**Provided records**
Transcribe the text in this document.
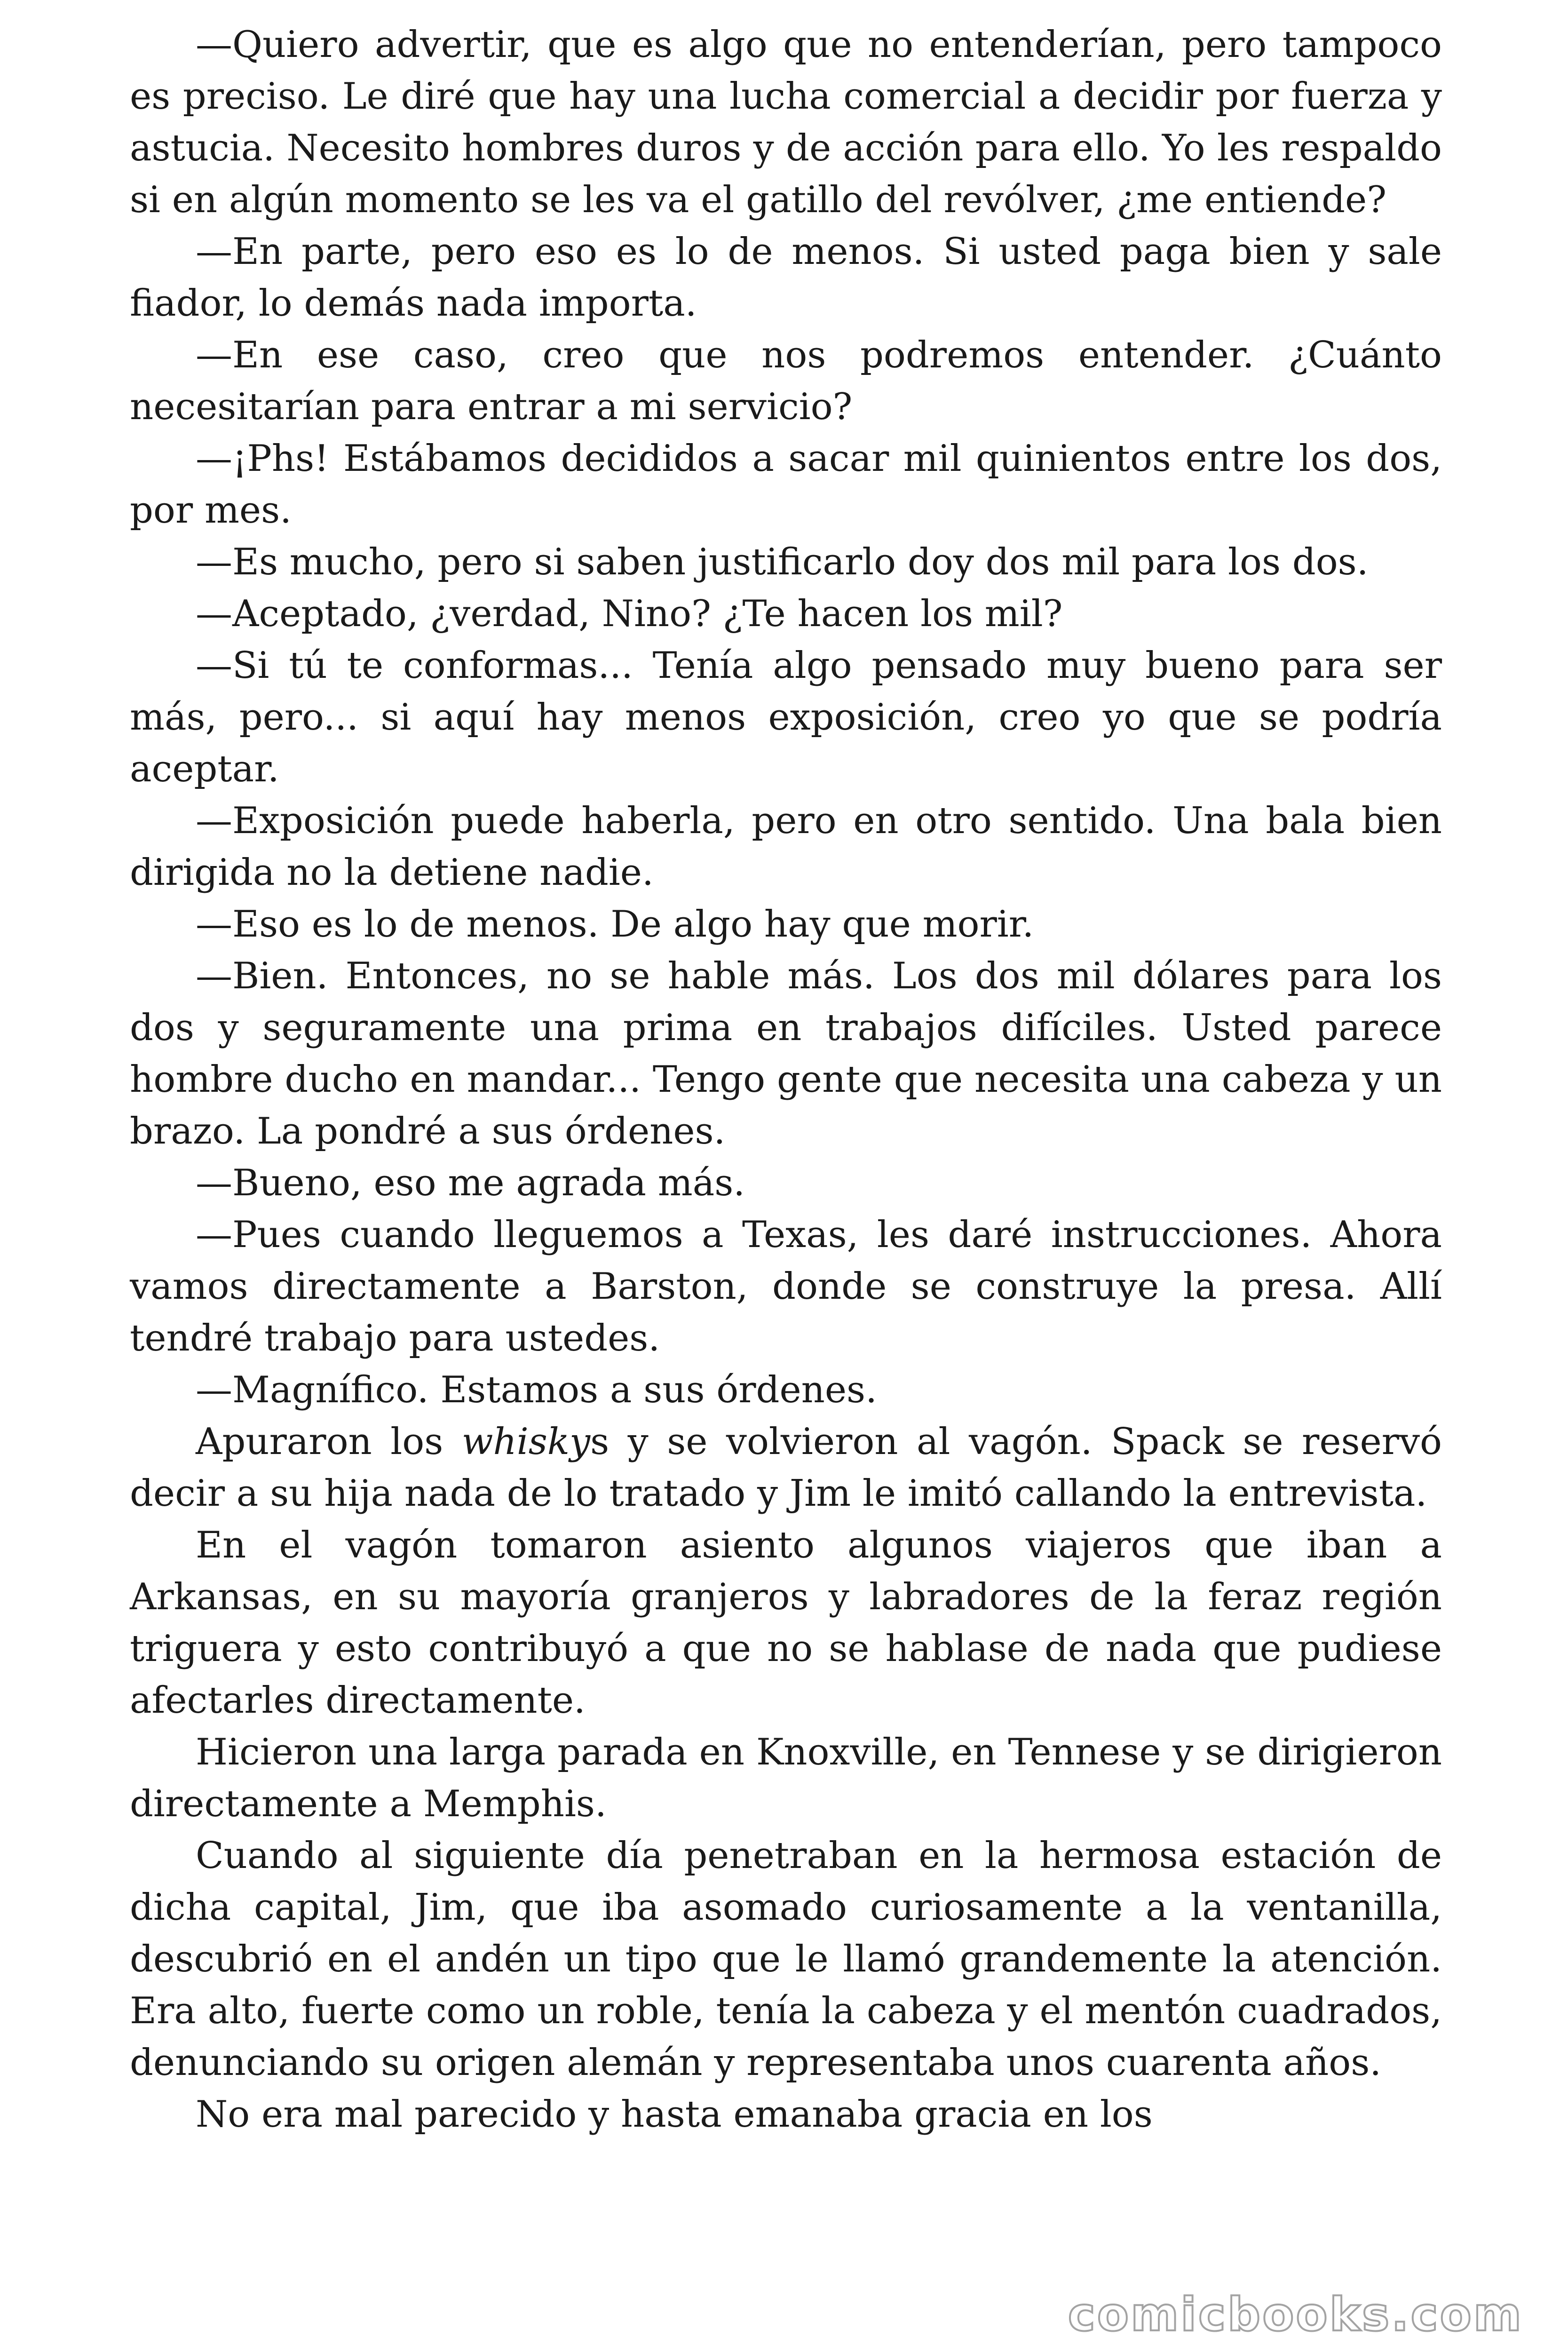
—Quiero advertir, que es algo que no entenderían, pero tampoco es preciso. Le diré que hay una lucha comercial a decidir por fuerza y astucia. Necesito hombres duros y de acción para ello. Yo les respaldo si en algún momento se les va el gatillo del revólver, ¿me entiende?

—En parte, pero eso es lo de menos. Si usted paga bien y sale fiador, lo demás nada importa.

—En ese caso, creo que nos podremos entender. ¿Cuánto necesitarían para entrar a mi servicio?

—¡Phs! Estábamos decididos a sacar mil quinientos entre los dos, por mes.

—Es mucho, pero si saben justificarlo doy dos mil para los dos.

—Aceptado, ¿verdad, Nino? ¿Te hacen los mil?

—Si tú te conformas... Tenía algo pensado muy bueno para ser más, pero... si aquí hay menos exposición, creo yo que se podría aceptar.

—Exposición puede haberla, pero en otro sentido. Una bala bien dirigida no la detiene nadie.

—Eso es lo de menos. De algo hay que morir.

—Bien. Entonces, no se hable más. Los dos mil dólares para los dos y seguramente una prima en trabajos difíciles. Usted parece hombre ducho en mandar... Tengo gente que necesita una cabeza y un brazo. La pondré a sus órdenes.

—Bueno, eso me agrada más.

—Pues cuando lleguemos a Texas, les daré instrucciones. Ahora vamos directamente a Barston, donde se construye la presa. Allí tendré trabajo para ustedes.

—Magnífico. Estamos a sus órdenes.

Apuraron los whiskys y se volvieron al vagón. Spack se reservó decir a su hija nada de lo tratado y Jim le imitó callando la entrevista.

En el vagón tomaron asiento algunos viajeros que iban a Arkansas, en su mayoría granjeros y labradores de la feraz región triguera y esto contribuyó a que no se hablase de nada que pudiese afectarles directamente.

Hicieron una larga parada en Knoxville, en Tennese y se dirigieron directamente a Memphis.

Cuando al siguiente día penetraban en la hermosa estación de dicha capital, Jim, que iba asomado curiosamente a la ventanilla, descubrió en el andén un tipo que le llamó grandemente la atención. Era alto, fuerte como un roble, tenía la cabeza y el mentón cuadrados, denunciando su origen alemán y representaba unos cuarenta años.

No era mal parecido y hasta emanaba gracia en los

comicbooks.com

**Stated exercise**
Copy out the data above exactly, except the pictures.

**Solution for this problem**
Transcribe the text in this document.
—Quiero advertir, que es algo que no entenderían, pero tampoco es preciso. Le diré que hay una lucha comercial a decidir por fuerza y astucia. Necesito hombres duros y de acción para ello. Yo les respaldo si en algún momento se les va el gatillo del revólver, ¿me entiende?

—En parte, pero eso es lo de menos. Si usted paga bien y sale fiador, lo demás nada importa.

—En ese caso, creo que nos podremos entender. ¿Cuánto necesitarían para entrar a mi servicio?

—¡Phs! Estábamos decididos a sacar mil quinientos entre los dos, por mes.

—Es mucho, pero si saben justificarlo doy dos mil para los dos.

—Aceptado, ¿verdad, Nino? ¿Te hacen los mil?

—Si tú te conformas... Tenía algo pensado muy bueno para ser más, pero... si aquí hay menos exposición, creo yo que se podría aceptar.

—Exposición puede haberla, pero en otro sentido. Una bala bien dirigida no la detiene nadie.

—Eso es lo de menos. De algo hay que morir.

—Bien. Entonces, no se hable más. Los dos mil dólares para los dos y seguramente una prima en trabajos difíciles. Usted parece hombre ducho en mandar... Tengo gente que necesita una cabeza y un brazo. La pondré a sus órdenes.

—Bueno, eso me agrada más.

—Pues cuando lleguemos a Texas, les daré instrucciones. Ahora vamos directamente a Barston, donde se construye la presa. Allí tendré trabajo para ustedes.

—Magnífico. Estamos a sus órdenes.

Apuraron los whiskys y se volvieron al vagón. Spack se reservó decir a su hija nada de lo tratado y Jim le imitó callando la entrevista.

En el vagón tomaron asiento algunos viajeros que iban a Arkansas, en su mayoría granjeros y labradores de la feraz región triguera y esto contribuyó a que no se hablase de nada que pudiese afectarles directamente.

Hicieron una larga parada en Knoxville, en Tennese y se dirigieron directamente a Memphis.

Cuando al siguiente día penetraban en la hermosa estación de dicha capital, Jim, que iba asomado curiosamente a la ventanilla, descubrió en el andén un tipo que le llamó grandemente la atención. Era alto, fuerte como un roble, tenía la cabeza y el mentón cuadrados, denunciando su origen alemán y representaba unos cuarenta años.

No era mal parecido y hasta emanaba gracia en los

comicbooks.com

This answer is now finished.